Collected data

★ ★ ★ ★ ★

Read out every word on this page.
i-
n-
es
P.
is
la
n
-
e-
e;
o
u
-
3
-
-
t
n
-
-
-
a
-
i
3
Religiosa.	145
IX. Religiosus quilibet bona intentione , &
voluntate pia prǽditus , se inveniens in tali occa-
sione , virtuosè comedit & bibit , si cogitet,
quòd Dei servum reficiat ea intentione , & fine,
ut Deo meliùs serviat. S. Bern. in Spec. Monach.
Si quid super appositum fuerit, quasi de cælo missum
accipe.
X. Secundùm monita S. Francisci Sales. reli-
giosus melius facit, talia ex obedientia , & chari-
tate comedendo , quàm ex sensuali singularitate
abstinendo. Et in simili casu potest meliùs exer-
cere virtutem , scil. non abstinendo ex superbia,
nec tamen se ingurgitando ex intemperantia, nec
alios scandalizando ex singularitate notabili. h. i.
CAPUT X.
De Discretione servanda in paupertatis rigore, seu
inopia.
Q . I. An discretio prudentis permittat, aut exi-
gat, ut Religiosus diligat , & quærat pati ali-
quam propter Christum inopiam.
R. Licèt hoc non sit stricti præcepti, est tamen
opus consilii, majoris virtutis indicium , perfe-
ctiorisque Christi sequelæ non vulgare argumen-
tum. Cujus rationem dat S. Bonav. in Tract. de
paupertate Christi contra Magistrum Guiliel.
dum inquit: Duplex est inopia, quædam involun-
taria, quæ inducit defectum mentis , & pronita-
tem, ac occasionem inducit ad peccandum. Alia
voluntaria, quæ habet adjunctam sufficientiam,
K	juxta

★ ★ ★ ★ ★

What is expected:
Copy the data above in full, character for character.

Answer below:
Read out every word on this page.
i-
n-
es
P.
is
la
n
-
e-
e;
o
u
-
3
-
-
t
n
-
-
-
a
-
i
3
Religiosa.	145
IX. Religiosus quilibet bona intentione , &
voluntate pia prǽditus , se inveniens in tali occa-
sione , virtuosè comedit & bibit , si cogitet,
quòd Dei servum reficiat ea intentione , & fine,
ut Deo meliùs serviat. S. Bern. in Spec. Monach.
Si quid super appositum fuerit, quasi de cælo missum
accipe.
X. Secundùm monita S. Francisci Sales. reli-
giosus melius facit, talia ex obedientia , & chari-
tate comedendo , quàm ex sensuali singularitate
abstinendo. Et in simili casu potest meliùs exer-
cere virtutem , scil. non abstinendo ex superbia,
nec tamen se ingurgitando ex intemperantia, nec
alios scandalizando ex singularitate notabili. h. i.
CAPUT X.
De Discretione servanda in paupertatis rigore, seu
inopia.
Q . I. An discretio prudentis permittat, aut exi-
gat, ut Religiosus diligat , & quærat pati ali-
quam propter Christum inopiam.
R. Licèt hoc non sit stricti præcepti, est tamen
opus consilii, majoris virtutis indicium , perfe-
ctiorisque Christi sequelæ non vulgare argumen-
tum. Cujus rationem dat S. Bonav. in Tract. de
paupertate Christi contra Magistrum Guiliel.
dum inquit: Duplex est inopia, quædam involun-
taria, quæ inducit defectum mentis , & pronita-
tem, ac occasionem inducit ad peccandum. Alia
voluntaria, quæ habet adjunctam sufficientiam,
K	juxta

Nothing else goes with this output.